### WHAT NEEDS TO BE DONE:
Tally the lines of the listing that contain the string "text". Give the number and nothing else.

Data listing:
════════
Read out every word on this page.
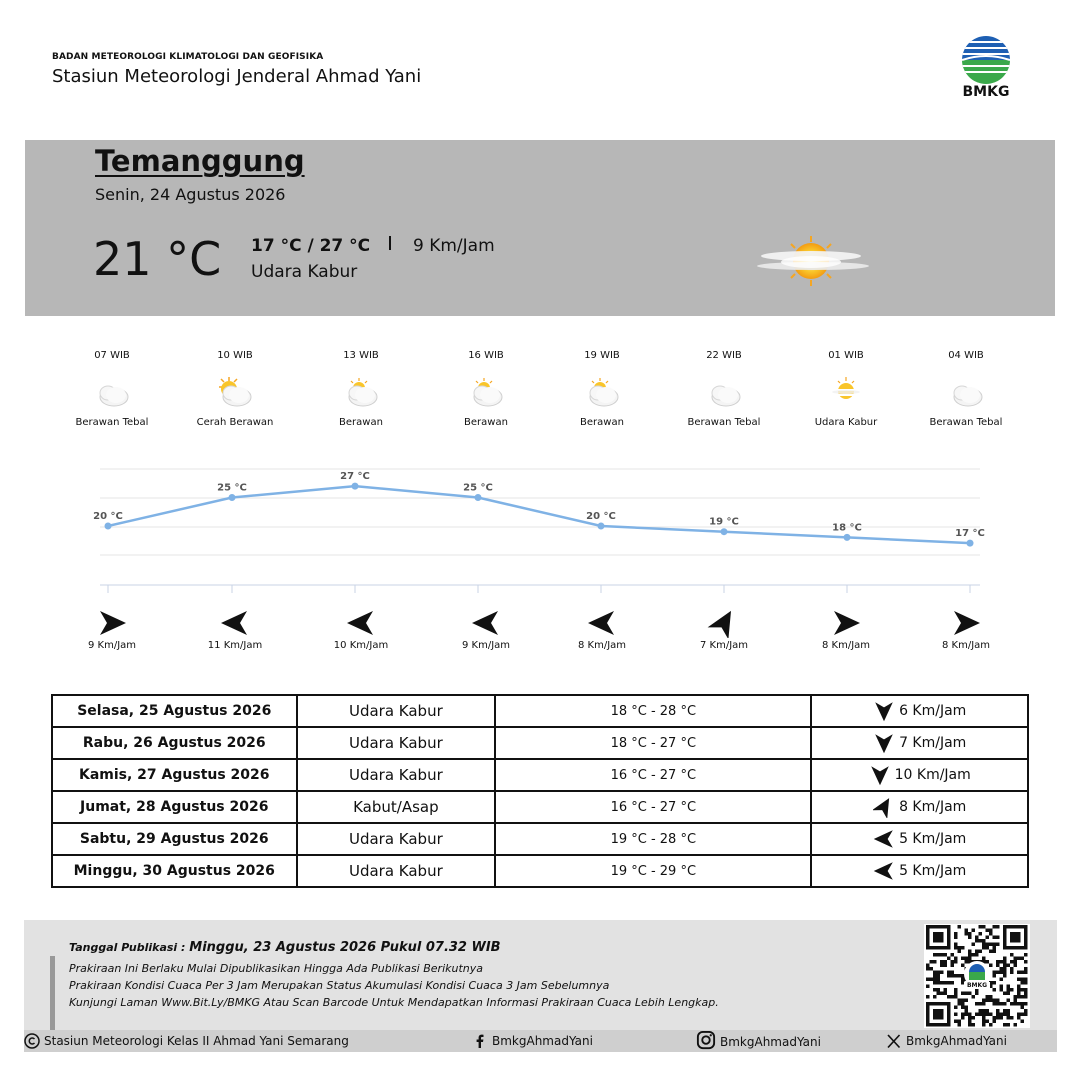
BADAN METEOROLOGI KLIMATOLOGI DAN GEOFISIKA
Stasiun Meteorologi Jenderal Ahmad Yani
BMKG
Temanggung
Senin, 24 Agustus 2026
21 °C 17 °C / 27 °C	9 Km/Jam
Udara Kabur
07 WIB
Berawan Tebal
10 WIB
Cerah Berawan
13 WIB
Berawan
16 WIB
Berawan
19 WIB
Berawan
22 WIB
Berawan Tebal
01 WIB
Udara Kabur
04 WIB
Berawan Tebal
20 °C
25 °C
27 °C
25 °C
20 °C
19 °C
18 °C
17 °C
9 Km/Jam	11 Km/Jam	10 Km/Jam	9 Km/Jam	8 Km/Jam	7 Km/Jam	8 Km/Jam	8 Km/Jam
Selasa, 25 Agustus 2026	Udara Kabur	18 °C - 28 °C	6 Km/Jam
Rabu, 26 Agustus 2026	Udara Kabur	18 °C - 27 °C	7 Km/Jam
Kamis, 27 Agustus 2026	Udara Kabur	16 °C - 27 °C	10 Km/Jam
Jumat, 28 Agustus 2026	Kabut/Asap	16 °C - 27 °C	8 Km/Jam
Sabtu, 29 Agustus 2026	Udara Kabur	19 °C - 28 °C	5 Km/Jam
Minggu, 30 Agustus 2026	Udara Kabur	19 °C - 29 °C	5 Km/Jam
Tanggal Publikasi : Minggu, 23 Agustus 2026 Pukul 07.32 WIB
Prakiraan Ini Berlaku Mulai Dipublikasikan Hingga Ada Publikasi Berikutnya
Prakiraan Kondisi Cuaca Per 3 Jam Merupakan Status Akumulasi Kondisi Cuaca 3 Jam Sebelumnya
Kunjungi Laman Www.Bit.Ly/BMKG Atau Scan Barcode Untuk Mendapatkan Informasi Prakiraan Cuaca Lebih Lengkap.
BMKG
Stasiun Meteorologi Kelas II Ahmad Yani Semarang	BmkgAhmadYani	BmkgAhmadYani	BmkgAhmadYani
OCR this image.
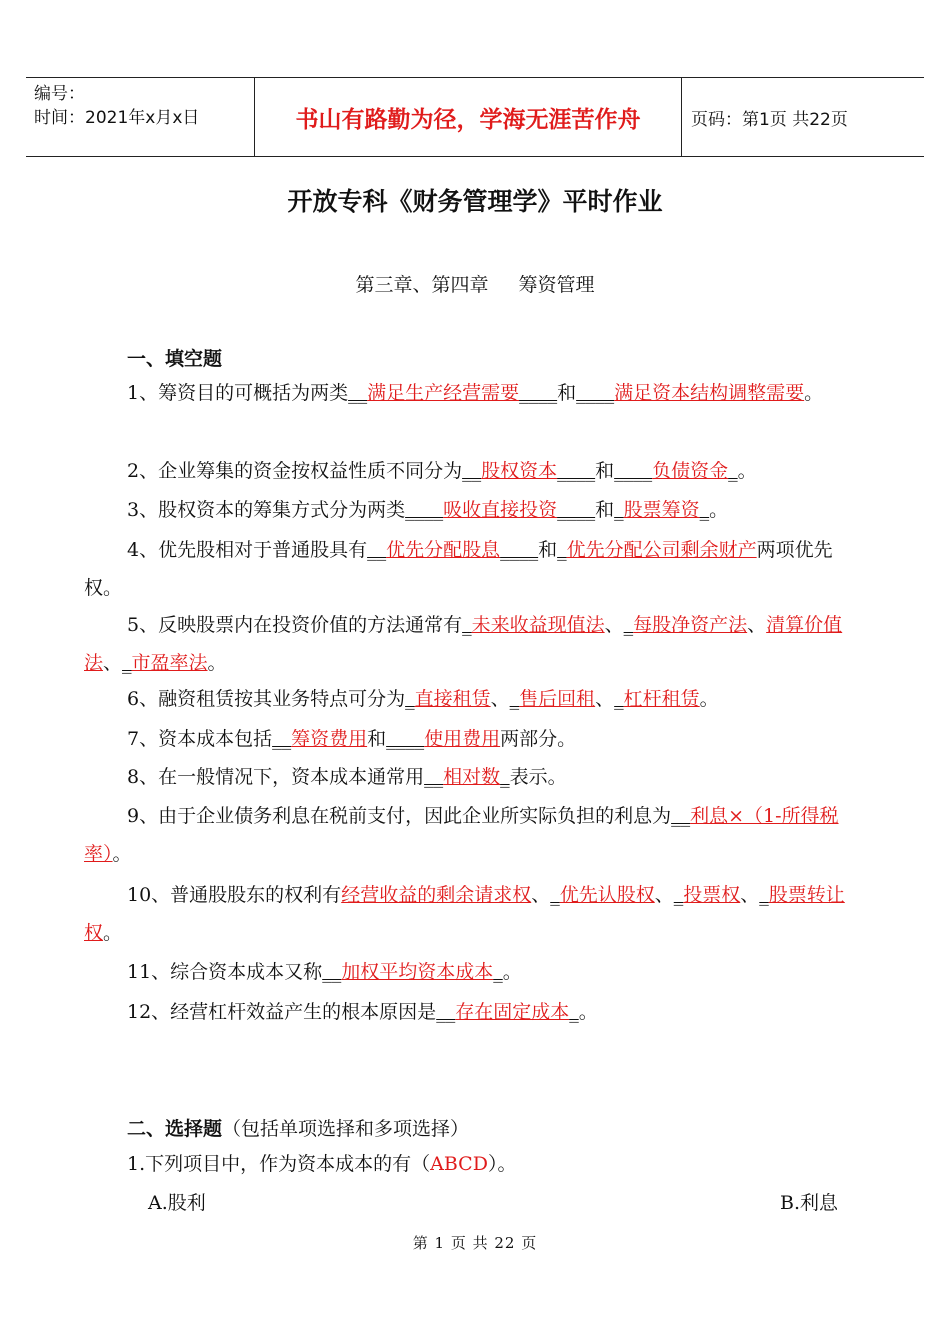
编号：
时间：2021年x月x日	书山有路勤为径，学海无涯苦作舟	页码：第1页 共22页
开放专科《财务管理学》平时作业
第三章、第四章 筹资管理
一、填空题
1、筹资目的可概括为两类__满足生产经营需要____和____满足资本结构调整需要。
2、企业筹集的资金按权益性质不同分为__股权资本____和____负债资金_。
3、股权资本的筹集方式分为两类____吸收直接投资____和_股票筹资_。
4、优先股相对于普通股具有__优先分配股息____和_优先分配公司剩余财产两项优先权。
5、反映股票内在投资价值的方法通常有_未来收益现值法、_每股净资产法、清算价值法、_市盈率法。
6、融资租赁按其业务特点可分为_直接租赁、_售后回租、_杠杆租赁。
7、资本成本包括__筹资费用和____使用费用两部分。
8、在一般情况下，资本成本通常用__相对数_表示。
9、由于企业债务利息在税前支付，因此企业所实际负担的利息为__利息×（1-所得税率）。
10、普通股股东的权利有经营收益的剩余请求权、_优先认股权、_投票权、_股票转让权。
11、综合资本成本又称__加权平均资本成本_。
12、经营杠杆效益产生的根本原因是__存在固定成本_。
二、选择题（包括单项选择和多项选择）
1.下列项目中，作为资本成本的有（ABCD）。
A.股利	B.利息
第 1 页 共 22 页
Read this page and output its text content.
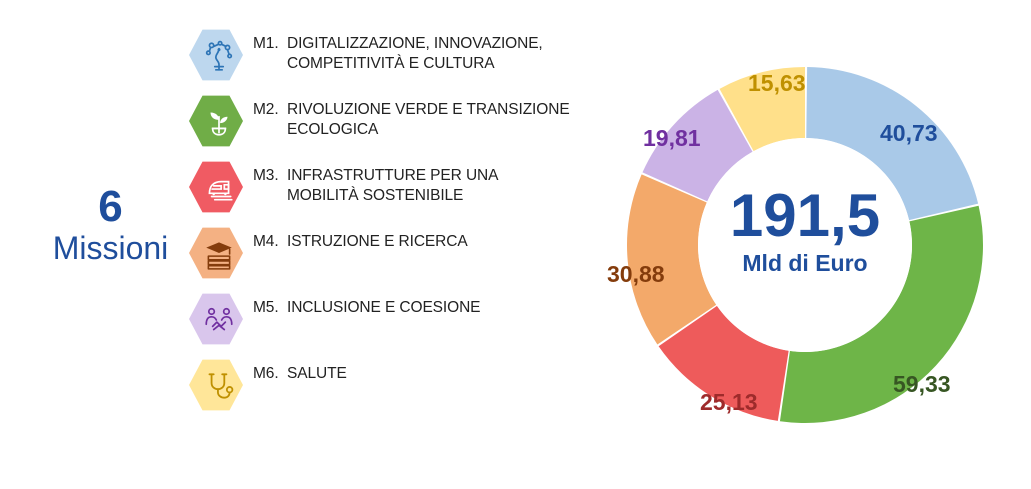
6
Missioni
M1. DIGITALIZZAZIONE, INNOVAZIONE,
COMPETITIVITÀ E CULTURA
M2. RIVOLUZIONE VERDE E TRANSIZIONE
ECOLOGICA
M3. INFRASTRUTTURE PER UNA
MOBILITÀ SOSTENIBILE
M4. ISTRUZIONE E RICERCA
M5. INCLUSIONE E COESIONE
M6. SALUTE
191,5
Mld di Euro
40,73
59,33
25,13
30,88
19,81
15,63
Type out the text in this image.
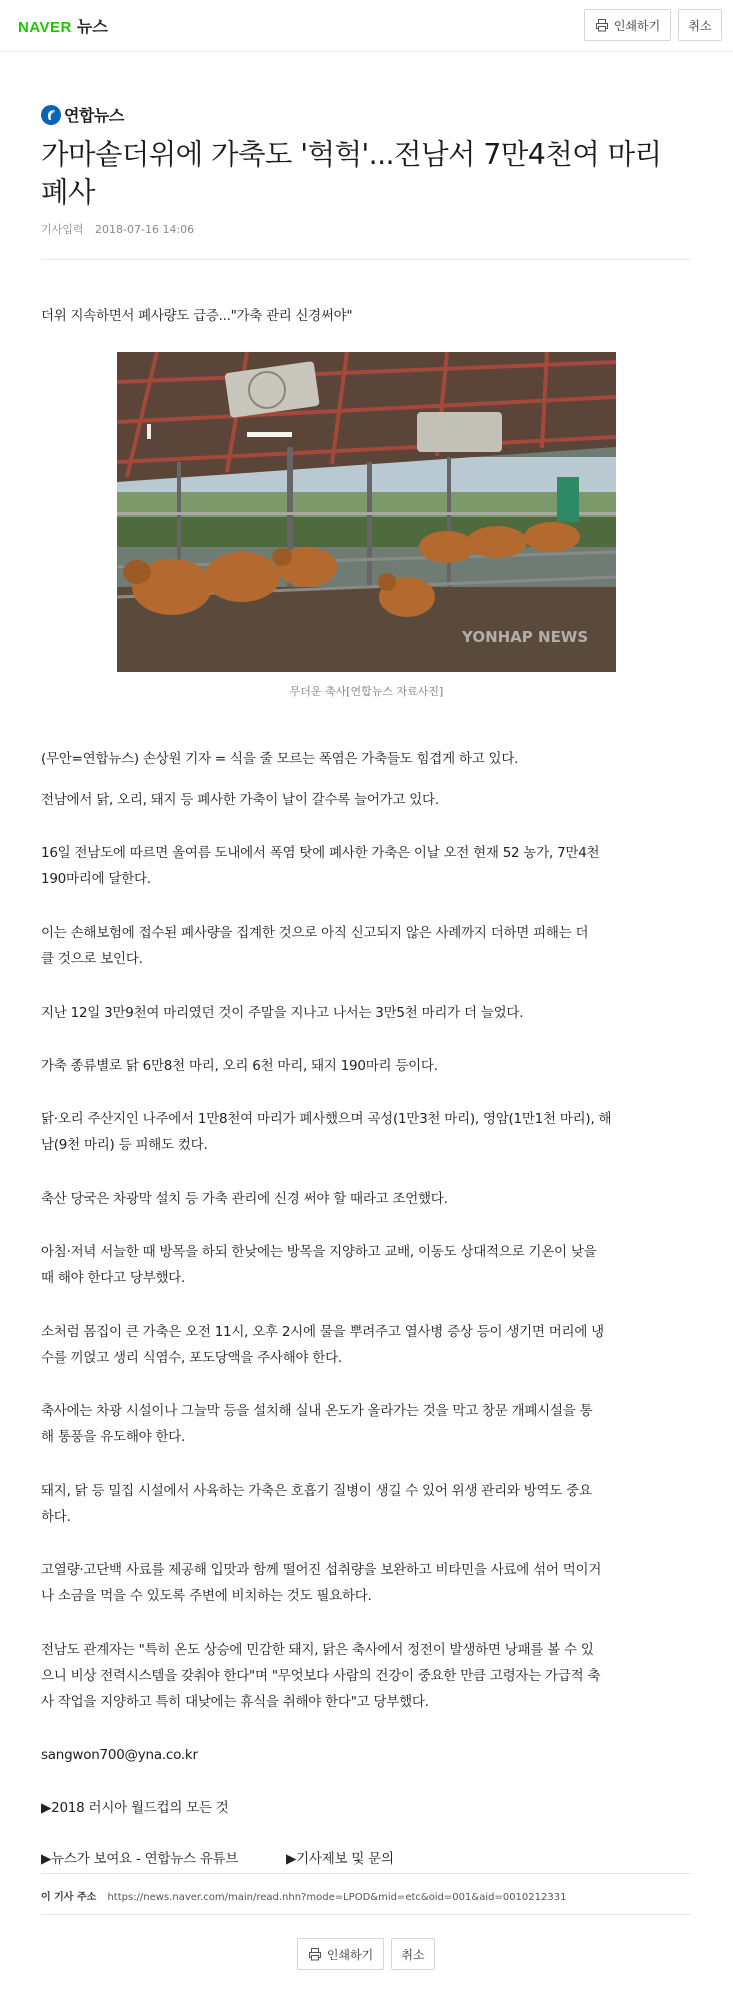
NAVER 뉴스	인쇄하기	취소
연합뉴스
가마솥더위에 가축도 '헉헉'...전남서 7만4천여 마리
폐사
기사입력 2018-07-16 14:06
더위 지속하면서 폐사량도 급증..."가축 관리 신경써야"
YONHAP NEWS
무더운 축사[연합뉴스 자료사진]
(무안=연합뉴스) 손상원 기자 = 식을 줄 모르는 폭염은 가축들도 힘겹게 하고 있다.
전남에서 닭, 오리, 돼지 등 폐사한 가축이 날이 갈수록 늘어가고 있다.
16일 전남도에 따르면 올여름 도내에서 폭염 탓에 폐사한 가축은 이날 오전 현재 52 농가, 7만4천
190마리에 달한다.
이는 손해보험에 접수된 폐사량을 집계한 것으로 아직 신고되지 않은 사례까지 더하면 피해는 더
클 것으로 보인다.
지난 12일 3만9천여 마리였던 것이 주말을 지나고 나서는 3만5천 마리가 더 늘었다.
가축 종류별로 닭 6만8천 마리, 오리 6천 마리, 돼지 190마리 등이다.
닭·오리 주산지인 나주에서 1만8천여 마리가 폐사했으며 곡성(1만3천 마리), 영암(1만1천 마리), 해
남(9천 마리) 등 피해도 컸다.
축산 당국은 차광막 설치 등 가축 관리에 신경 써야 할 때라고 조언했다.
아침·저녁 서늘한 때 방목을 하되 한낮에는 방목을 지양하고 교배, 이동도 상대적으로 기온이 낮을
때 해야 한다고 당부했다.
소처럼 몸집이 큰 가축은 오전 11시, 오후 2시에 물을 뿌려주고 열사병 증상 등이 생기면 머리에 냉
수를 끼얹고 생리 식염수, 포도당액을 주사해야 한다.
축사에는 차광 시설이나 그늘막 등을 설치해 실내 온도가 올라가는 것을 막고 창문 개폐시설을 통
해 통풍을 유도해야 한다.
돼지, 닭 등 밀집 시설에서 사육하는 가축은 호흡기 질병이 생길 수 있어 위생 관리와 방역도 중요
하다.
고열량·고단백 사료를 제공해 입맛과 함께 떨어진 섭취량을 보완하고 비타민을 사료에 섞어 먹이거
나 소금을 먹을 수 있도록 주변에 비치하는 것도 필요하다.
전남도 관계자는 "특히 온도 상승에 민감한 돼지, 닭은 축사에서 정전이 발생하면 낭패를 볼 수 있
으니 비상 전력시스템을 갖춰야 한다"며 "무엇보다 사람의 건강이 중요한 만큼 고령자는 가급적 축
사 작업을 지양하고 특히 대낮에는 휴식을 취해야 한다"고 당부했다.
sangwon700@yna.co.kr
▶2018 러시아 월드컵의 모든 것
▶뉴스가 보여요 - 연합뉴스 유튜브	▶기사제보 및 문의
이 기사 주소 https://news.naver.com/main/read.nhn?mode=LPOD&mid=etc&oid=001&aid=0010212331
인쇄하기	취소
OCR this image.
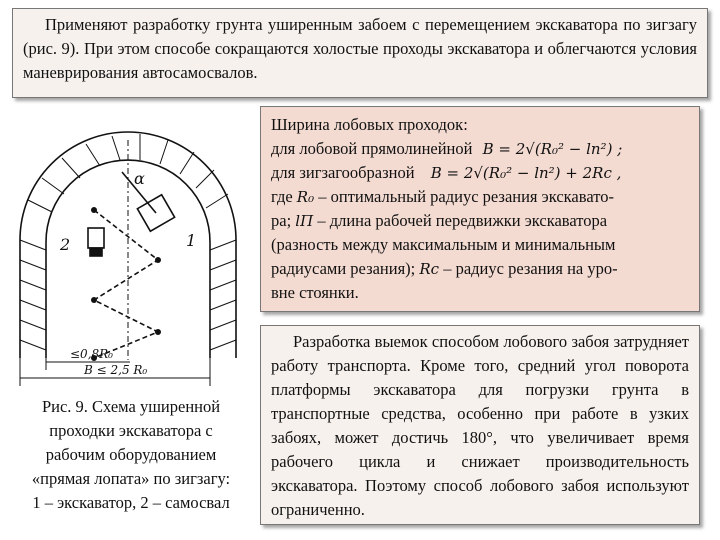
Применяют разработку грунта уширенным забоем с перемещением экскаватора по зигзагу (рис. 9). При этом способе сокращаются холостые проходы экскаватора и облегчаются условия маневрирования автосамосвалов.

α
1
2
≤0,8R₀
В ≤ 2,5 R₀
Ширина лобовых проходок:
для лобовой прямолинейной B = 2√(R₀² − lп²) ;
для зигзагообразной B = 2√(R₀² − lп²) + 2Rс ,
где R₀ – оптимальный радиус резания экскавато-
ра; lП – длина рабочей передвижки экскаватора
(разность между максимальным и минимальным
радиусами резания); Rс – радиус резания на уро-
вне стоянки.
Рис. 9. Схема уширенной
проходки экскаватора с
рабочим оборудованием
«прямая лопата» по зигзагу:
1 – экскаватор, 2 – самосвал

Разработка выемок способом лобового забоя затрудняет работу транспорта. Кроме того, средний угол поворота платформы экскаватора для погрузки грунта в транспортные средства, особенно при работе в узких забоях, может достичь 180°, что увеличивает время рабочего цикла и снижает производительность экскаватора. Поэтому способ лобового забоя используют ограниченно.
════════
### REPLY:
2